(Objective) In the listing below, locate the line containing "Convert this document image to plain text."; reproduce that line and all lines that follow it, unchanged.

[Collection entries]
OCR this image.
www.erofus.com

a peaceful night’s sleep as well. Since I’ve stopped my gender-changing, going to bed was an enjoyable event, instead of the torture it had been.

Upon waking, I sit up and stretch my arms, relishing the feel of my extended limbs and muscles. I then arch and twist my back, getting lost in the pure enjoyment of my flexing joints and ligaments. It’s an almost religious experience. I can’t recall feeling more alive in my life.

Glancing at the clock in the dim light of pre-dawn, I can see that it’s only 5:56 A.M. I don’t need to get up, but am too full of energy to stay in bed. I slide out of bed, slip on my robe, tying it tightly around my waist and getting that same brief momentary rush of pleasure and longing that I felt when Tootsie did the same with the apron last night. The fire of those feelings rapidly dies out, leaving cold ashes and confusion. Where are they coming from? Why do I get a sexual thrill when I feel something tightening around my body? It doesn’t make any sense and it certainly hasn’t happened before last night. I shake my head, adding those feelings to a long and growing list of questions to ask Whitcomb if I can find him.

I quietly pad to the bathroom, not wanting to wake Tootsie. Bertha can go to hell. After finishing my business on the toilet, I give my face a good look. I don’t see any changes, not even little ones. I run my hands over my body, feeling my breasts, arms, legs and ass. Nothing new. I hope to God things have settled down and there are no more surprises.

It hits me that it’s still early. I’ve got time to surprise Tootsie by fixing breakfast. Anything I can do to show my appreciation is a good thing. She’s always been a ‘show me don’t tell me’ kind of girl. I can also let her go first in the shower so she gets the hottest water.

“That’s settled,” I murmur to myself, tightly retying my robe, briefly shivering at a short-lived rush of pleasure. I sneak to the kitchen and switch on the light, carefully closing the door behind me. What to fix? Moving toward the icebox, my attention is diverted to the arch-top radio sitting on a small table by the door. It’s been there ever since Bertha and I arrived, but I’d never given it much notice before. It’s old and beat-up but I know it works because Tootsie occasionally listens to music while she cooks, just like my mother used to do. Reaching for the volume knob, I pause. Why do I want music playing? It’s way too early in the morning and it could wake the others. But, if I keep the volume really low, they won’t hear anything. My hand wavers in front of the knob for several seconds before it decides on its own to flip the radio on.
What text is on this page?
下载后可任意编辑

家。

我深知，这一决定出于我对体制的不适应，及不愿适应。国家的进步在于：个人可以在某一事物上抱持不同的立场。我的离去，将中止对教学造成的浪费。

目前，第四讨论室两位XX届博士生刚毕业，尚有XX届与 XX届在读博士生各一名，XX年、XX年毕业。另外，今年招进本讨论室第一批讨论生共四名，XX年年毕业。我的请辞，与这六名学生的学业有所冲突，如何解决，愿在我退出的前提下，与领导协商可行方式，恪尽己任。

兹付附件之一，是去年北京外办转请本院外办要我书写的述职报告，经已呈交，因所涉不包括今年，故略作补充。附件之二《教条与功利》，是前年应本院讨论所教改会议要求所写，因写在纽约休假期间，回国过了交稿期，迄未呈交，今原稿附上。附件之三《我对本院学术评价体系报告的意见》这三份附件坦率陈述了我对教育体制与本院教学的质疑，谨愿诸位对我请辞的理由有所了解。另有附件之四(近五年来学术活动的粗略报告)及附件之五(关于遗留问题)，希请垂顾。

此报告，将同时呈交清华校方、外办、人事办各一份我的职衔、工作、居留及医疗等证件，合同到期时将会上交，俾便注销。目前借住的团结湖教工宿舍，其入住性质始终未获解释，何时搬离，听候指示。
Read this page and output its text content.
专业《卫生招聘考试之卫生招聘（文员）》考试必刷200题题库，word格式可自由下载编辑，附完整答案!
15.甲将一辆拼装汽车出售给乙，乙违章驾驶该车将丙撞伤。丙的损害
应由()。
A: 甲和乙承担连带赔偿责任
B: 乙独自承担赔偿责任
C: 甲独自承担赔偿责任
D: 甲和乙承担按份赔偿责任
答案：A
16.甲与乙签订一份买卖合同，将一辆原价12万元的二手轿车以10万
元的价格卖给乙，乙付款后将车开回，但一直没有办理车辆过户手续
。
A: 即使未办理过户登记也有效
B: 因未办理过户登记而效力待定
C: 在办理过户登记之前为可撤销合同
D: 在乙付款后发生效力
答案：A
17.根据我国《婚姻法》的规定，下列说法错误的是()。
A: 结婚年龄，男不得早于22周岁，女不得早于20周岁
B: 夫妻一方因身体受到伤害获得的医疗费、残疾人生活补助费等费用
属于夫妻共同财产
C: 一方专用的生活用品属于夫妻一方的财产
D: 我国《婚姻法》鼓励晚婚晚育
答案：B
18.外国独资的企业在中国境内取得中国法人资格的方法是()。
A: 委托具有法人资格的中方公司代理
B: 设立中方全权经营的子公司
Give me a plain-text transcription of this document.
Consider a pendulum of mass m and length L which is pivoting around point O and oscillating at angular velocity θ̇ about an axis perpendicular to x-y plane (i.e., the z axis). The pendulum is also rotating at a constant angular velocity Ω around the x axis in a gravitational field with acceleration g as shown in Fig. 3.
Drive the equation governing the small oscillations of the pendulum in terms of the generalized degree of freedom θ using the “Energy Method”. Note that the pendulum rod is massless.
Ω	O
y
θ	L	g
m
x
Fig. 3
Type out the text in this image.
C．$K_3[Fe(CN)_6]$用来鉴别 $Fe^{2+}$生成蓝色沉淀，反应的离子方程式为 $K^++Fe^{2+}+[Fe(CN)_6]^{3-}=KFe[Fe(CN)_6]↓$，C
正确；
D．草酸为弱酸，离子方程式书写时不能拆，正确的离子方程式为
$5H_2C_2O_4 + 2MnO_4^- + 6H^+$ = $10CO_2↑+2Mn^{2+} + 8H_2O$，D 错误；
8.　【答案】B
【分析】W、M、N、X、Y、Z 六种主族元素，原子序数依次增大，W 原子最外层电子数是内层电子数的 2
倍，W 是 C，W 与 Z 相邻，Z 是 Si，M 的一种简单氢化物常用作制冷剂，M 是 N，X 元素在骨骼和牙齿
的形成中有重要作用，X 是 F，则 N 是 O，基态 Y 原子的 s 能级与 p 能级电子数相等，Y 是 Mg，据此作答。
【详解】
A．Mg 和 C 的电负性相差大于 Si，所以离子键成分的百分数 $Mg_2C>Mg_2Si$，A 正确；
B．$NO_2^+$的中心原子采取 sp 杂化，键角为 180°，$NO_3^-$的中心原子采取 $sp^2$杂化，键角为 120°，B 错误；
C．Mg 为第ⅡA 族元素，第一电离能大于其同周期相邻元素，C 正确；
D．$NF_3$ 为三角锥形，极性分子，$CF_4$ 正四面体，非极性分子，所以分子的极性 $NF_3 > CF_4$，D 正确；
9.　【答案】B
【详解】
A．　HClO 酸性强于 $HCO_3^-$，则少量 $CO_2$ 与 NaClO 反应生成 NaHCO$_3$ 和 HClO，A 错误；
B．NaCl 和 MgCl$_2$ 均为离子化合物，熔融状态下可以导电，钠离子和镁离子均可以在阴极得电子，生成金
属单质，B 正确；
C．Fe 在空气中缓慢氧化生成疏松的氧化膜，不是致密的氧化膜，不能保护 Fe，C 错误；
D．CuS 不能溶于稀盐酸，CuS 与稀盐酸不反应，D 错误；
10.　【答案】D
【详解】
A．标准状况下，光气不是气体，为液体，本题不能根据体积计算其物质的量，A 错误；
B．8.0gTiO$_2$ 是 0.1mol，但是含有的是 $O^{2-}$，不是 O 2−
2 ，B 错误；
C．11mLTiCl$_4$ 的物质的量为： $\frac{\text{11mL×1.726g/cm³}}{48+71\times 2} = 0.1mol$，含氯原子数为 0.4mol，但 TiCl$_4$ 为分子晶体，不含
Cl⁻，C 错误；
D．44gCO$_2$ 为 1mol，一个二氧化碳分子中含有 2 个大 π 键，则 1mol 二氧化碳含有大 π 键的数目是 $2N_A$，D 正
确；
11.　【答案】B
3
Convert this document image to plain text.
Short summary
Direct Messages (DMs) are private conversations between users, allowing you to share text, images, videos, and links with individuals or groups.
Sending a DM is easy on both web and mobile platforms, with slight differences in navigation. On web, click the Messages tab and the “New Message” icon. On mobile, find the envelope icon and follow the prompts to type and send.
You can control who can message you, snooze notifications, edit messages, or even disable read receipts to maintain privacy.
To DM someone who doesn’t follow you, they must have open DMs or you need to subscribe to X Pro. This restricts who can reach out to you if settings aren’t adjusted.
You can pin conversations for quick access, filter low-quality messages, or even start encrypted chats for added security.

(The output)
Convert this document image to plain text.
Short summary
Direct Messages (DMs) are private conversations between users, allowing you to share text, images, videos, and links with individuals or groups.
Sending a DM is easy on both web and mobile platforms, with slight differences in navigation. On web, click the Messages tab and the “New Message” icon. On mobile, find the envelope icon and follow the prompts to type and send.
You can control who can message you, snooze notifications, edit messages, or even disable read receipts to maintain privacy.
To DM someone who doesn’t follow you, they must have open DMs or you need to subscribe to X Pro. This restricts who can reach out to you if settings aren’t adjusted.
You can pin conversations for quick access, filter low-quality messages, or even start encrypted chats for added security.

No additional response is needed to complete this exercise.